• [Exercise instructions]: Copy all lines that contain the word "this".

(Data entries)
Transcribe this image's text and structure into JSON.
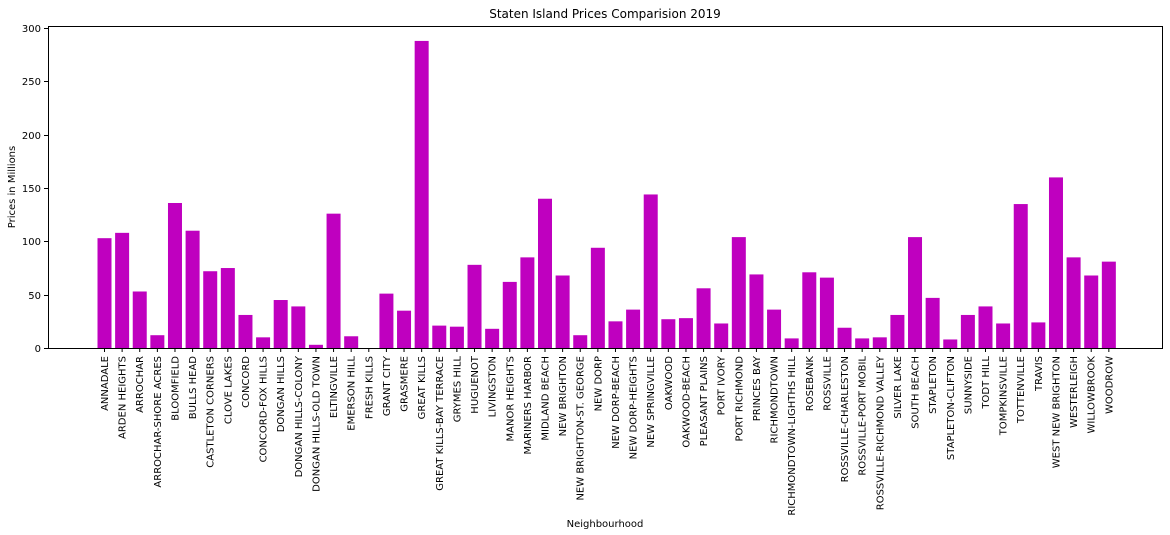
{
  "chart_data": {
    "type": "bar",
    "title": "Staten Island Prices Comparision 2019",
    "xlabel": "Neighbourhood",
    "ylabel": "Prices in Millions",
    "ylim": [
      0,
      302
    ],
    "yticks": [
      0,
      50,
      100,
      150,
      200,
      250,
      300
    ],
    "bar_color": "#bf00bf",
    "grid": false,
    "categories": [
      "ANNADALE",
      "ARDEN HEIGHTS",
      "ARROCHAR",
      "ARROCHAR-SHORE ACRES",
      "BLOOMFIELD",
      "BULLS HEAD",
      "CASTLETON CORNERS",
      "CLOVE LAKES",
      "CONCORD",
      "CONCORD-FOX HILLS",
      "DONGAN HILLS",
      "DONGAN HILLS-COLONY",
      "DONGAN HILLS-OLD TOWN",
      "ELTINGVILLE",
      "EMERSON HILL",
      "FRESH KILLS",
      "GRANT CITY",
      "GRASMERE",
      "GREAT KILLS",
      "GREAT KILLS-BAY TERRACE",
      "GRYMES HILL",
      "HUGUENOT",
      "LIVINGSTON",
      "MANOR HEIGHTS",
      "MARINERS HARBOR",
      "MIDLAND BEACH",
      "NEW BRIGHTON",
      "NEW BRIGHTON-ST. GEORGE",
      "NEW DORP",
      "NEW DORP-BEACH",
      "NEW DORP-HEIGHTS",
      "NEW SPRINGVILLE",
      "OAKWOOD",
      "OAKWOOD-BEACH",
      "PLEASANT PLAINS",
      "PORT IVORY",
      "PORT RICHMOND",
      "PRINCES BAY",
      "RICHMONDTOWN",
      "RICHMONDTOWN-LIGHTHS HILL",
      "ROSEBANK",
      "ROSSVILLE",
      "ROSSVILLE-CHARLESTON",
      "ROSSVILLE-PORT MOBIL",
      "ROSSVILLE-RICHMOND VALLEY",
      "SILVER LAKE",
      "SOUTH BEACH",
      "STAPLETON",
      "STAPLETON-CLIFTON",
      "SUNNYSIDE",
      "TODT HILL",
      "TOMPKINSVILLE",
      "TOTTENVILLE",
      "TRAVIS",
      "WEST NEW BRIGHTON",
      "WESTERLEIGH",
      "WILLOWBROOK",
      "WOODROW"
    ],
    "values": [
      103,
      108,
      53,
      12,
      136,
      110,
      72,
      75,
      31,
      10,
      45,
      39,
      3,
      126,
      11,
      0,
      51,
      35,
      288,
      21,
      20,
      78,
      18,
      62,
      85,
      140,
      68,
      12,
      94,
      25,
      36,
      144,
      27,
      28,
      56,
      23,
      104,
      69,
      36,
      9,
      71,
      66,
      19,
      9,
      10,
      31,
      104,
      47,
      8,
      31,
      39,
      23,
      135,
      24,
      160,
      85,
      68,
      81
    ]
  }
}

---

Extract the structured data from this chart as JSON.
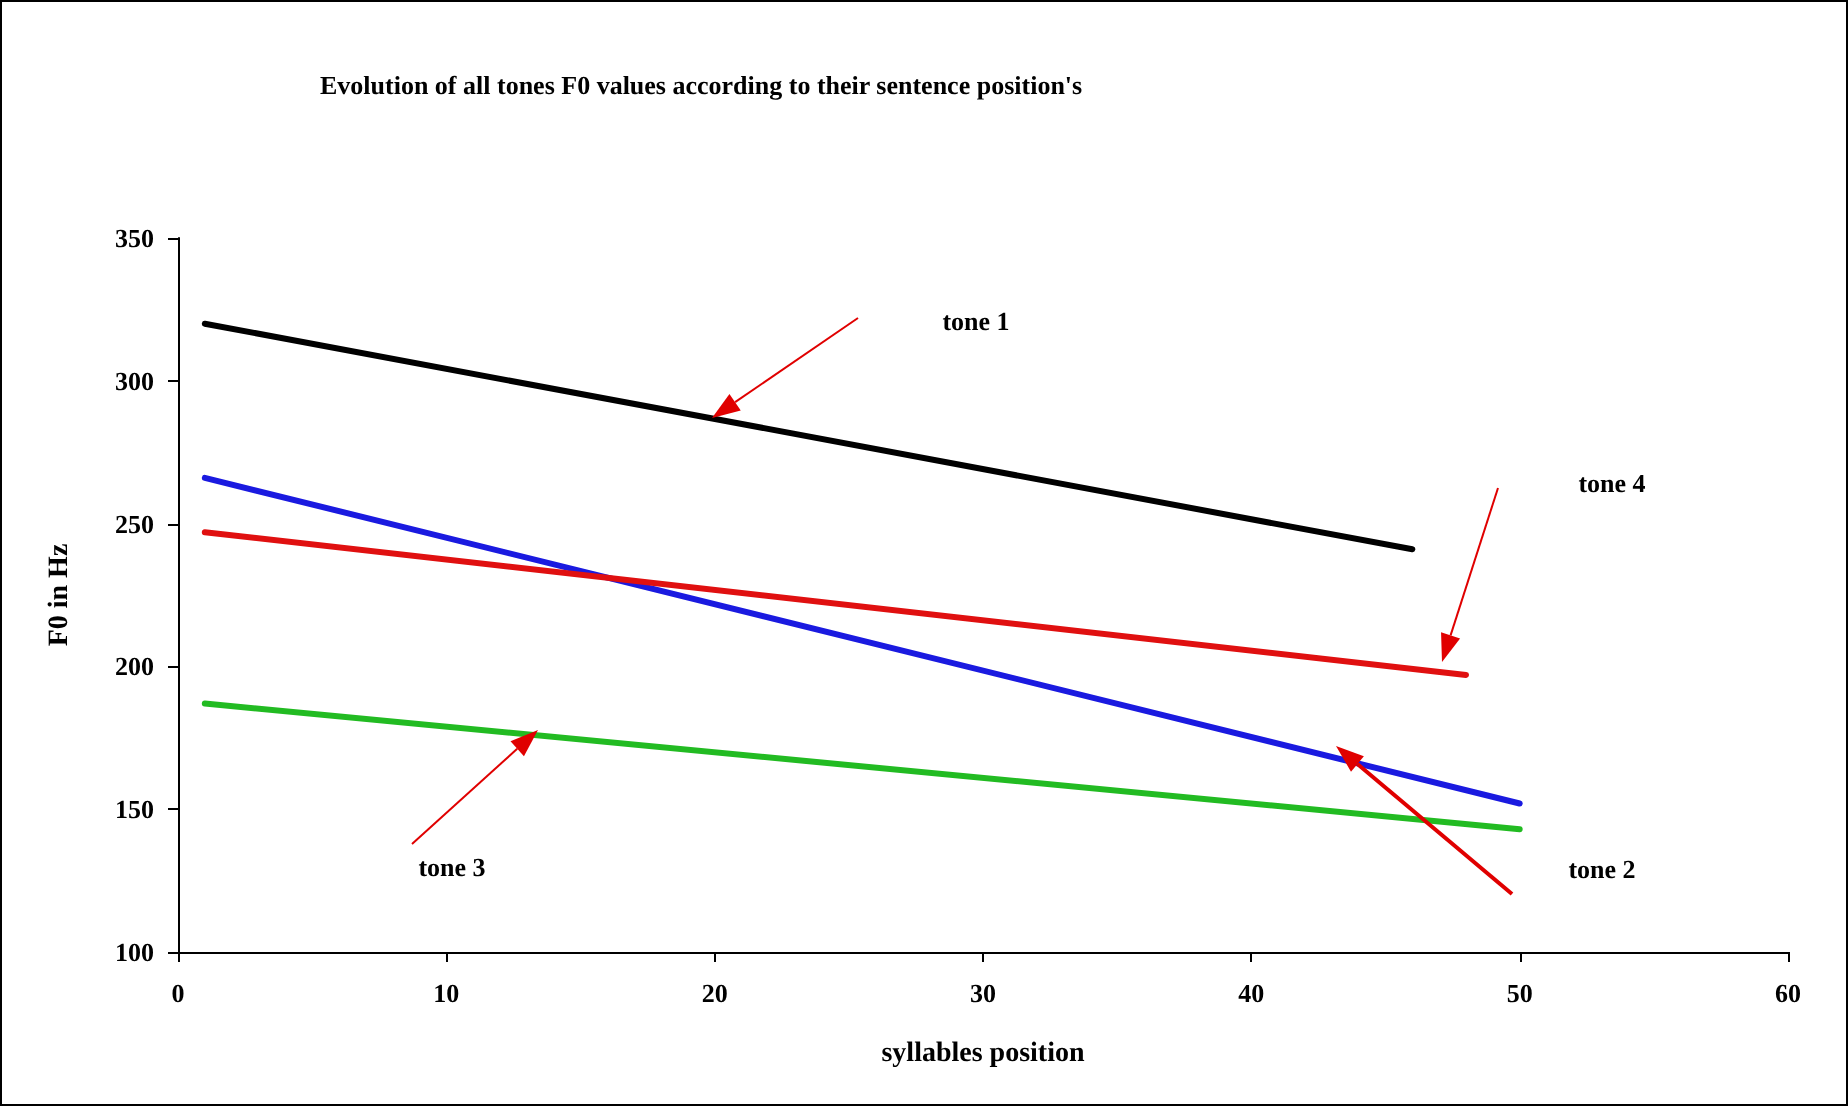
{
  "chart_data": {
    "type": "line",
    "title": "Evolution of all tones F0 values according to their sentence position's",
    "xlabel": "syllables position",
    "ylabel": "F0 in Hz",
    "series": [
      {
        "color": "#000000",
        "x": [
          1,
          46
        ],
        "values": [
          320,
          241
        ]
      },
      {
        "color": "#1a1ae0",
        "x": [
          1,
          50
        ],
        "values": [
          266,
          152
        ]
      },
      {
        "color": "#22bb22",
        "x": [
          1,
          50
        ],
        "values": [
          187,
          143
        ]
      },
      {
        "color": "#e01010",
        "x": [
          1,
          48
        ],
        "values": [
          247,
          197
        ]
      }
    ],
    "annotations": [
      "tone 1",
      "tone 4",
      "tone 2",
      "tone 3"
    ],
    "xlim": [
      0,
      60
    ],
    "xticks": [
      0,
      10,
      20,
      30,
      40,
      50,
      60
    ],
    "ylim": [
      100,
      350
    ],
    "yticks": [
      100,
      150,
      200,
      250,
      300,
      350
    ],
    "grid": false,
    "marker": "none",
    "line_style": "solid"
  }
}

• [Task solution]:
Transcribe this image's text and structure into JSON.
Extract the structured data from this chart as JSON.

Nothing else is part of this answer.